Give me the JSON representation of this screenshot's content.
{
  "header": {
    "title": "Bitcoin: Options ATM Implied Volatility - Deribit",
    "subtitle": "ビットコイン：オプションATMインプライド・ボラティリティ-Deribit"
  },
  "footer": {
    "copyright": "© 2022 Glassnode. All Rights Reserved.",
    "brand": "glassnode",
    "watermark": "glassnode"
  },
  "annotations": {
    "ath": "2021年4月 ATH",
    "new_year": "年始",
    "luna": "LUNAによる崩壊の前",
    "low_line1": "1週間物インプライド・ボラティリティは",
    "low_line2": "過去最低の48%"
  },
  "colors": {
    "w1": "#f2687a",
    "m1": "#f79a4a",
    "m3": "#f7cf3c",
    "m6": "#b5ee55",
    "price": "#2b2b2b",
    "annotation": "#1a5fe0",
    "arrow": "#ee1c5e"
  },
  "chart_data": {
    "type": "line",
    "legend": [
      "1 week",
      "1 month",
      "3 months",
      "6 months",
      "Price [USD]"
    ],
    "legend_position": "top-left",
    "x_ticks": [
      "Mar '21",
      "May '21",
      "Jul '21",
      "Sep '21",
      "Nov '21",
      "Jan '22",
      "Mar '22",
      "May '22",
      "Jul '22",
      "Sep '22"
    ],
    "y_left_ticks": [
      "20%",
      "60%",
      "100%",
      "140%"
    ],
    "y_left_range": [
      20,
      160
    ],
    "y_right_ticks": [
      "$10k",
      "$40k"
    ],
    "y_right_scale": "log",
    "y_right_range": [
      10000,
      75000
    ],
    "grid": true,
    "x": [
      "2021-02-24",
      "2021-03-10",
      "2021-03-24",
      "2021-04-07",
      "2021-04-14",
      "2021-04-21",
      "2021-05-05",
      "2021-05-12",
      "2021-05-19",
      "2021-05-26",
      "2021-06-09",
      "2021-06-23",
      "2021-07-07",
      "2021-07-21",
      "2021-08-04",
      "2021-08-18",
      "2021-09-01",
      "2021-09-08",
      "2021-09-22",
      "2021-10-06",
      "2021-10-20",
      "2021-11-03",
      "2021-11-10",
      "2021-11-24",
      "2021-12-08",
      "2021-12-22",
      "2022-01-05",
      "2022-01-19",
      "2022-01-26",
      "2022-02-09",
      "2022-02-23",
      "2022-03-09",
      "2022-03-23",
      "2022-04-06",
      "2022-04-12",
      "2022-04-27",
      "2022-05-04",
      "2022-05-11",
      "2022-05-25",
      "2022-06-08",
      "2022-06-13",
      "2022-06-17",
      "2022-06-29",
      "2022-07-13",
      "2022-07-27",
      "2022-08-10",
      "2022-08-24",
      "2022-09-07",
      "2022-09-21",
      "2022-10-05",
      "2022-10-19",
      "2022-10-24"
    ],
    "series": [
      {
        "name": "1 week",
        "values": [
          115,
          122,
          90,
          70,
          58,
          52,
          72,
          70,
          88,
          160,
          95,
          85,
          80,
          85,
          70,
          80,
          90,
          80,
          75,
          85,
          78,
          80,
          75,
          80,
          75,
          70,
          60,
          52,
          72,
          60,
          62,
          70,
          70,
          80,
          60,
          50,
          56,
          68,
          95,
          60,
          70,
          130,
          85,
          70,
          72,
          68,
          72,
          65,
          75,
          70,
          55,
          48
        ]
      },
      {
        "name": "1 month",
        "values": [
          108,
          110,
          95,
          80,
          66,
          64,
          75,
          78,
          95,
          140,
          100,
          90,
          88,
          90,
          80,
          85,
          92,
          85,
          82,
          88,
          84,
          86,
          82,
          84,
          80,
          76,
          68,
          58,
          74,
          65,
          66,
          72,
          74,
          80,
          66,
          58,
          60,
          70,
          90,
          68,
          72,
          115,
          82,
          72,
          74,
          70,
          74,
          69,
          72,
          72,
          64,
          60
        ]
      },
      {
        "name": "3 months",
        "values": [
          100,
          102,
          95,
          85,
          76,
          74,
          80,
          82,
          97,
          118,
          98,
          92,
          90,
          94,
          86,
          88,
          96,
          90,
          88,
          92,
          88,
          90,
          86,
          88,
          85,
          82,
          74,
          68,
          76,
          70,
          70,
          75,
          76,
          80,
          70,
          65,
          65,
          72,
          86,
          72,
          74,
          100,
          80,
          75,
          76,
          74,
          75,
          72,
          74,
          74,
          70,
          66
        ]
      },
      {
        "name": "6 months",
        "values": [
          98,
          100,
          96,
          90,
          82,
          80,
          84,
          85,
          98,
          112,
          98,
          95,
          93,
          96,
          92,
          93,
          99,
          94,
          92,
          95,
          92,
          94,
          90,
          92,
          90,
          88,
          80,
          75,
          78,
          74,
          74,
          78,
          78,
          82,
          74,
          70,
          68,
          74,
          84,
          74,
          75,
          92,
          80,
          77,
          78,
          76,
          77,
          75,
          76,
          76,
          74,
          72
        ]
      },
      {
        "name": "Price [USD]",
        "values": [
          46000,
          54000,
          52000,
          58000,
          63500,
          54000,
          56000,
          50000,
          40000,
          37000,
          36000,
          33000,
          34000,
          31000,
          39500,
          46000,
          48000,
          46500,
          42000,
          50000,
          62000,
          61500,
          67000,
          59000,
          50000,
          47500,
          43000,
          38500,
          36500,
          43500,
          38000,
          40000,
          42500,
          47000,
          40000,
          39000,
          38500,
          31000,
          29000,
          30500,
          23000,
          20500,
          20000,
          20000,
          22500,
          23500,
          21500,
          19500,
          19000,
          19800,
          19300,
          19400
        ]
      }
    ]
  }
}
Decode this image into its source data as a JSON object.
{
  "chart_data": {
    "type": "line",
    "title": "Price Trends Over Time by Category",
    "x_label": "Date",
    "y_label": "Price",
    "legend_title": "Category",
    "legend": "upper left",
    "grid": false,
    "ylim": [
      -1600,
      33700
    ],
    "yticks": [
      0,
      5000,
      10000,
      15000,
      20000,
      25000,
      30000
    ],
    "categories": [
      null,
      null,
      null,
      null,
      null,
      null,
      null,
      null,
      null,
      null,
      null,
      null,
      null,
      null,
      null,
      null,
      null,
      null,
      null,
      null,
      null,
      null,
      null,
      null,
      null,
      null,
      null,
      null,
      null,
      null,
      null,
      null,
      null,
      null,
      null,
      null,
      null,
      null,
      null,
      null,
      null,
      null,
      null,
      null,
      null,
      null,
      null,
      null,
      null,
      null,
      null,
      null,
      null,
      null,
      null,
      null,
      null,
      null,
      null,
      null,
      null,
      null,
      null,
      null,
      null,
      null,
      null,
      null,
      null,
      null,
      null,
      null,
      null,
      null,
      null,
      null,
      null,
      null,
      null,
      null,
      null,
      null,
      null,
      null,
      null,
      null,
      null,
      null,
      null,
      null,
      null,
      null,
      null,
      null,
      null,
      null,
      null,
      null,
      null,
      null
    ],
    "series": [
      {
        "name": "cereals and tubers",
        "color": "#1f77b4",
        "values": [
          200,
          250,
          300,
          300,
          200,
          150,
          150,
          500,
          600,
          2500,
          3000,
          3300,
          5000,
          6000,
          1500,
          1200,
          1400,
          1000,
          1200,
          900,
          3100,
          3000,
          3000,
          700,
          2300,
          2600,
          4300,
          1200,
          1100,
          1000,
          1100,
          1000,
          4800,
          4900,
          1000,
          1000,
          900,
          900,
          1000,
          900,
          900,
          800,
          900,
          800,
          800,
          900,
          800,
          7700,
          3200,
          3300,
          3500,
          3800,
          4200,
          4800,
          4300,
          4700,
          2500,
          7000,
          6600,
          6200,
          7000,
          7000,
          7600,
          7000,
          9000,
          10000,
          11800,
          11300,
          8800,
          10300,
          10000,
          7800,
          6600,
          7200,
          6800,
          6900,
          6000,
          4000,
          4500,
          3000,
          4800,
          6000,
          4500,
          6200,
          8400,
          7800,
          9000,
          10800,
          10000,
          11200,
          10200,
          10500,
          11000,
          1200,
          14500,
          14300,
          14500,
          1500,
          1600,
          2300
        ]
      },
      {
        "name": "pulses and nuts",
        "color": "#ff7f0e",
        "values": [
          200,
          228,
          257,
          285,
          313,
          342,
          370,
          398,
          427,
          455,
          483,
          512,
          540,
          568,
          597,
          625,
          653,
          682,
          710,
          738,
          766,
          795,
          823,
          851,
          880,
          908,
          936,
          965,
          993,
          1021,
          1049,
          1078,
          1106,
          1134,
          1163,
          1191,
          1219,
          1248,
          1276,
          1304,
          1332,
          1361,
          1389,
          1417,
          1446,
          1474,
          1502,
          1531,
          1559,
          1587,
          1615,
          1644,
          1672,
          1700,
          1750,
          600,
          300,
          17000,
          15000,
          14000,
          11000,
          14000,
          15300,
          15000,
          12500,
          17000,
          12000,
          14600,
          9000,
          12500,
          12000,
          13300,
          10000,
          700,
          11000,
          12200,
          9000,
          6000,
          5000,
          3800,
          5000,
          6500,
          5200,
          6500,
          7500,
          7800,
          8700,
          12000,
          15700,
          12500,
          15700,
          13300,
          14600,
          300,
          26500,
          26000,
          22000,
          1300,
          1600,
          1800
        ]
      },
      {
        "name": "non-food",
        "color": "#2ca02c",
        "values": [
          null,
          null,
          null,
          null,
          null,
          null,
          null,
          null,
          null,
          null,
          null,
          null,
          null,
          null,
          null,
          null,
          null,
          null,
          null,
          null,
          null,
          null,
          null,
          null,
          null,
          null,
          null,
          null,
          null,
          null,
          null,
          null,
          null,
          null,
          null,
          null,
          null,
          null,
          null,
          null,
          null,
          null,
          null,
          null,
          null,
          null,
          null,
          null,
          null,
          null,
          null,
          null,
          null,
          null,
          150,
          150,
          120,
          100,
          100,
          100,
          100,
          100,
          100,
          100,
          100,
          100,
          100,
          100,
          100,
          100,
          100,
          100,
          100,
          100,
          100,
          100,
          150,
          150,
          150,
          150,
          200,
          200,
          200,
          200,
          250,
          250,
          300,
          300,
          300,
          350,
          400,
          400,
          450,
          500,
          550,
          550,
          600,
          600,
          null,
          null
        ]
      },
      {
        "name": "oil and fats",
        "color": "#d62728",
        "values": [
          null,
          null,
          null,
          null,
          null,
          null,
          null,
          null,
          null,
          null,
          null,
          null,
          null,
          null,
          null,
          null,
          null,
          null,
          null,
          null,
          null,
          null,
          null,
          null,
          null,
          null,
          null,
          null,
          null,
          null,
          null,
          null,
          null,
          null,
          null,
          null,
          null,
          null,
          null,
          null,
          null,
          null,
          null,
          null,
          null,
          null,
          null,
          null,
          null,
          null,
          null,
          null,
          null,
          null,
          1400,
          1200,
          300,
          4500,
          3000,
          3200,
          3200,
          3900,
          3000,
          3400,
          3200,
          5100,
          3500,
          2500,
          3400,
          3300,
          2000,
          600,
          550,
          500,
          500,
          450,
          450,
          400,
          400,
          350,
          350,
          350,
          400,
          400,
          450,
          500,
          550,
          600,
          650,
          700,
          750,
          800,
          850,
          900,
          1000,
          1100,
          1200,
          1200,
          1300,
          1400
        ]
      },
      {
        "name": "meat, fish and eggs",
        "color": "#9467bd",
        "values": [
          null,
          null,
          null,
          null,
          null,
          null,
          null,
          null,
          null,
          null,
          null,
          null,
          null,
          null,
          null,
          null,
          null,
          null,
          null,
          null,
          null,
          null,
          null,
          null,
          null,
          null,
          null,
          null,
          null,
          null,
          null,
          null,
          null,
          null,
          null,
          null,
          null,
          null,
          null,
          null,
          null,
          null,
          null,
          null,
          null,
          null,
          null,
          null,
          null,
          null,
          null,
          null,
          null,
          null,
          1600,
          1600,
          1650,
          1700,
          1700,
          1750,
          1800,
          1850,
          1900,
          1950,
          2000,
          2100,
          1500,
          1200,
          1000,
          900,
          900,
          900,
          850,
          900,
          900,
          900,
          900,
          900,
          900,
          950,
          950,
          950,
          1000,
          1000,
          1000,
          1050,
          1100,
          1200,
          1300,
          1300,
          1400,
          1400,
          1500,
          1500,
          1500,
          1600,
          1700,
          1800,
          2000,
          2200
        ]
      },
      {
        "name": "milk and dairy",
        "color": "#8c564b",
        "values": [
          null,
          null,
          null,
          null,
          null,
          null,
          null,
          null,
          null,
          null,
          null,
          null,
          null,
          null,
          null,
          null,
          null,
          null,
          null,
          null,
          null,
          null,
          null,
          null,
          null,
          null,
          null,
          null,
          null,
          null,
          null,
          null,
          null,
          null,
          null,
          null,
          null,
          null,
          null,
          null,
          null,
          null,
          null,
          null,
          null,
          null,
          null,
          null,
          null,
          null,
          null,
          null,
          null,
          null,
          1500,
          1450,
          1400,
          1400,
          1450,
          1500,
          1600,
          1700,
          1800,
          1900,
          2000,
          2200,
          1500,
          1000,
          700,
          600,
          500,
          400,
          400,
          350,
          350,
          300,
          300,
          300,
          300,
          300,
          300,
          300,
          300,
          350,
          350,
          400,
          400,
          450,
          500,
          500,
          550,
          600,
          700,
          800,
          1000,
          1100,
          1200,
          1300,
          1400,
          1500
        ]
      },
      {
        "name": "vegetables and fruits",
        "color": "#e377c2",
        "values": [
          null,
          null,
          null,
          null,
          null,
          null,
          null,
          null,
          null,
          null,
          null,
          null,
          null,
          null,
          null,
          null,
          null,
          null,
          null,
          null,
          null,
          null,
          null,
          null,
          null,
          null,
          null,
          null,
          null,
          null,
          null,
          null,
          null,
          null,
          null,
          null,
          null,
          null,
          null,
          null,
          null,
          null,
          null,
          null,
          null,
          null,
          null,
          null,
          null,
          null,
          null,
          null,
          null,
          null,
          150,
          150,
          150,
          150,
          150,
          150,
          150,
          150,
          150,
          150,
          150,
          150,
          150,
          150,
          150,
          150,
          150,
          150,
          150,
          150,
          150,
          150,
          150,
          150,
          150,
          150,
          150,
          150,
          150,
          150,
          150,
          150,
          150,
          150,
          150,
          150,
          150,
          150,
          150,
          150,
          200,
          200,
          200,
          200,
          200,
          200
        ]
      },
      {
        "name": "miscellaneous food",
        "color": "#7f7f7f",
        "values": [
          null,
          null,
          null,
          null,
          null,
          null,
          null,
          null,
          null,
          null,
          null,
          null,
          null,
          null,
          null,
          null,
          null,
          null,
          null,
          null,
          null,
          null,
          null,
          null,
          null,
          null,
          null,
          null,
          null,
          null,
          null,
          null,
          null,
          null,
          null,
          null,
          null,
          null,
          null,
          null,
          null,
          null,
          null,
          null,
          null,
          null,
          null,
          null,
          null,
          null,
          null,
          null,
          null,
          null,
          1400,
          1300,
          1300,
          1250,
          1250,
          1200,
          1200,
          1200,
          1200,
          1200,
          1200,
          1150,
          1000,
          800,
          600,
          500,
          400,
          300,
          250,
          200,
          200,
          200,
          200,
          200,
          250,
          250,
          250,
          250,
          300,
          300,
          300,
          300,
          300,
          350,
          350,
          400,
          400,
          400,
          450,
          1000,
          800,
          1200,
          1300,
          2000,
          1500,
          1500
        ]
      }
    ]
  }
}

**DIRECTIONS FOR THIS TASK:** Which lines of the material contain the string "JSON"? List each of them.

**REPLY TO THE EXERCISE:**
Give me the JSON representation of this screenshot's content.
Decode this image into its source data as a JSON object.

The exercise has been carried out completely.